▶ [Instructions to follow]: Consider the data that follows and state how many lines contain the string "JSON", using the number alone.

━━━━━━━━━━━━━━━━━━━━━━━━━━━━━━

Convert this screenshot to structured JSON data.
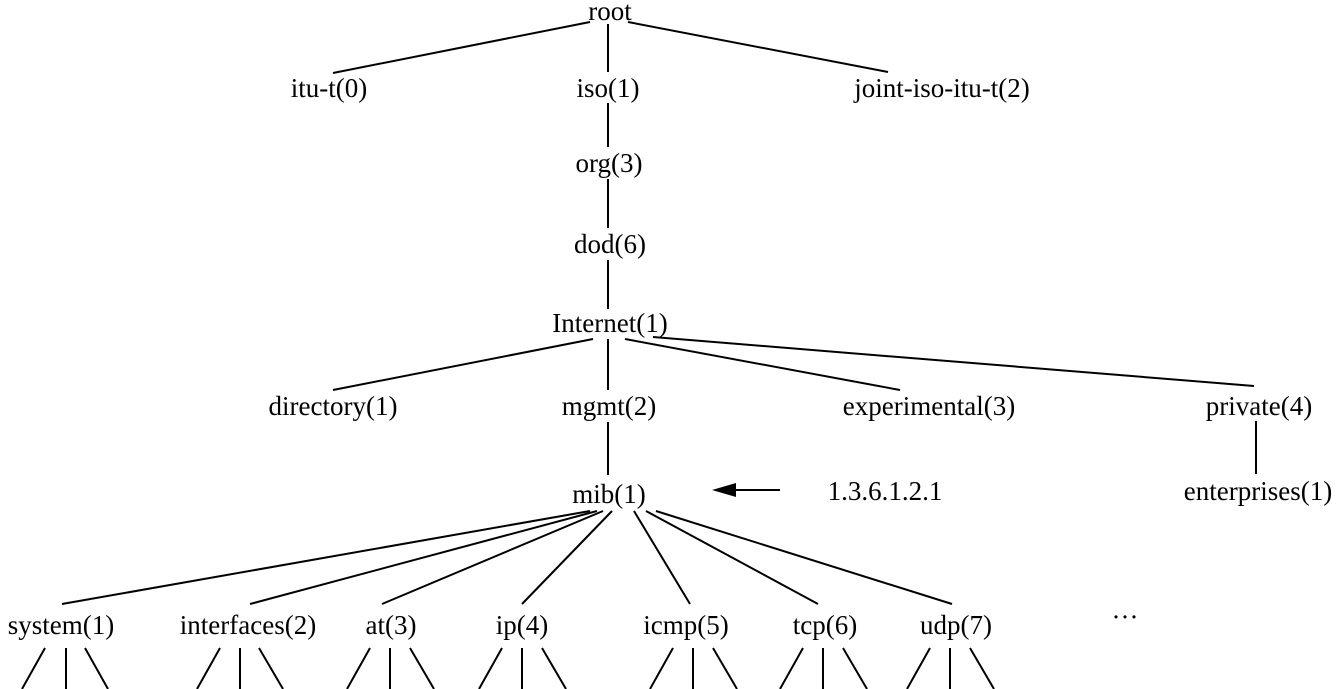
{
  "tree": {
    "root": "root",
    "itu_t": "itu-t(0)",
    "iso": "iso(1)",
    "joint_iso_itu_t": "joint-iso-itu-t(2)",
    "org": "org(3)",
    "dod": "dod(6)",
    "internet": "Internet(1)",
    "directory": "directory(1)",
    "mgmt": "mgmt(2)",
    "experimental": "experimental(3)",
    "private": "private(4)",
    "mib": "mib(1)",
    "enterprises": "enterprises(1)",
    "mib_children": {
      "system": "system(1)",
      "interfaces": "interfaces(2)",
      "at": "at(3)",
      "ip": "ip(4)",
      "icmp": "icmp(5)",
      "tcp": "tcp(6)",
      "udp": "udp(7)",
      "more": "···"
    }
  },
  "annotation": {
    "mib_oid": "1.3.6.1.2.1"
  },
  "colors": {
    "line": "#000000",
    "text": "#000000",
    "background": "#ffffff"
  }
}
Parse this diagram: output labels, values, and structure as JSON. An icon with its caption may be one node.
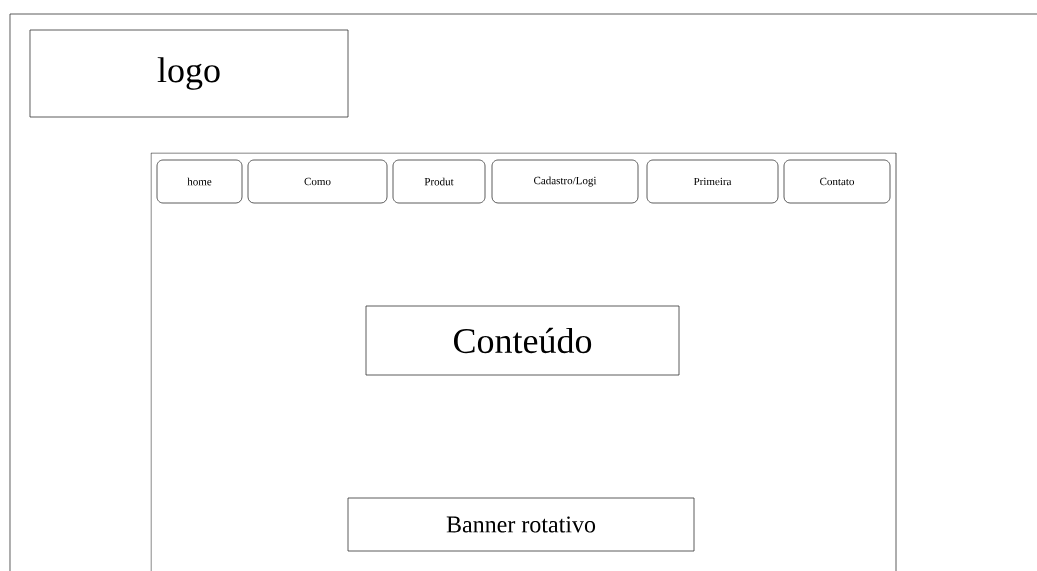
{
  "diagram": {
    "nodes": [
      {
        "text": [],
        "shape": "box"
      },
      {
        "text": [
          "logo"
        ],
        "in": 0
      },
      {
        "text": [],
        "shape": "box",
        "in": 0
      },
      {
        "text": [
          "home"
        ],
        "in": 2
      },
      {
        "text": [
          "Como"
        ],
        "in": 2
      },
      {
        "text": [
          "Produt"
        ],
        "in": 2
      },
      {
        "text": [
          "Cadastro/Logi"
        ],
        "in": 2
      },
      {
        "text": [
          "Primeira"
        ],
        "in": 2
      },
      {
        "text": [
          "Contato"
        ],
        "in": 2
      },
      {
        "text": [
          "Conteúdo"
        ],
        "in": 2
      },
      {
        "text": [
          "Banner rotativo"
        ],
        "in": 2
      }
    ]
  }
}
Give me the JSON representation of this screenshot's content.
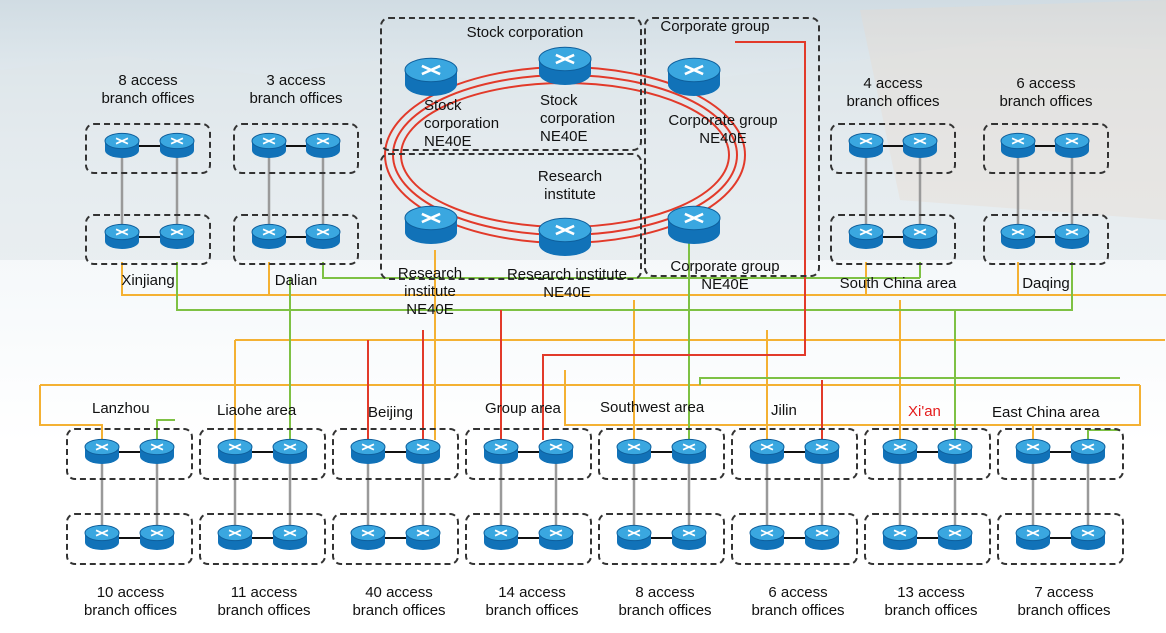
{
  "colors": {
    "orange": "#f4b133",
    "green": "#7ec144",
    "red": "#e23a2a",
    "gray": "#9a9a9a",
    "router_top": "#3aa7e0",
    "router_side": "#1172b8",
    "highlight_label": "#e51c1c"
  },
  "icons": {
    "router": "router-icon"
  },
  "core": {
    "stock_corporation": {
      "title": "Stock corporation",
      "node_a": "Stock\ncorporation\nNE40E",
      "node_b": "Stock\ncorporation\nNE40E"
    },
    "corporate_group": {
      "title": "Corporate group",
      "node_a": "Corporate group\nNE40E",
      "node_b": "Corporate group\nNE40E"
    },
    "research_institute": {
      "title": "Research\ninstitute",
      "node_a": "Research\ninstitute\nNE40E",
      "node_b": "Research institute\nNE40E"
    }
  },
  "top_sites": [
    {
      "name": "Xinjiang",
      "branches": "8 access\nbranch offices"
    },
    {
      "name": "Dalian",
      "branches": "3 access\nbranch offices"
    },
    {
      "name": "South China area",
      "branches": "4 access\nbranch offices"
    },
    {
      "name": "Daqing",
      "branches": "6 access\nbranch offices"
    }
  ],
  "bottom_sites": [
    {
      "name": "Lanzhou",
      "branches": "10 access\nbranch offices"
    },
    {
      "name": "Liaohe area",
      "branches": "11 access\nbranch offices"
    },
    {
      "name": "Beijing",
      "branches": "40 access\nbranch offices"
    },
    {
      "name": "Group area",
      "branches": "14 access\nbranch offices"
    },
    {
      "name": "Southwest area",
      "branches": "8 access\nbranch offices"
    },
    {
      "name": "Jilin",
      "branches": "6 access\nbranch offices"
    },
    {
      "name": "Xi'an",
      "branches": "13 access\nbranch offices",
      "highlight": true
    },
    {
      "name": "East China area",
      "branches": "7 access\nbranch offices"
    }
  ]
}
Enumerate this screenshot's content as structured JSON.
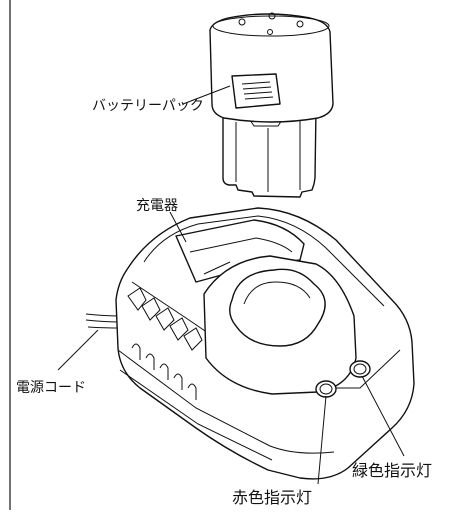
{
  "labels": {
    "battery_pack": "バッテリーパック",
    "charger": "充電器",
    "power_cord": "電源コード",
    "red_indicator": "赤色指示灯",
    "green_indicator": "緑色指示灯"
  }
}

━━━━━━━━━━━━━━━━━━━━━━━━━━━━━━

▶ [Full solution]: 4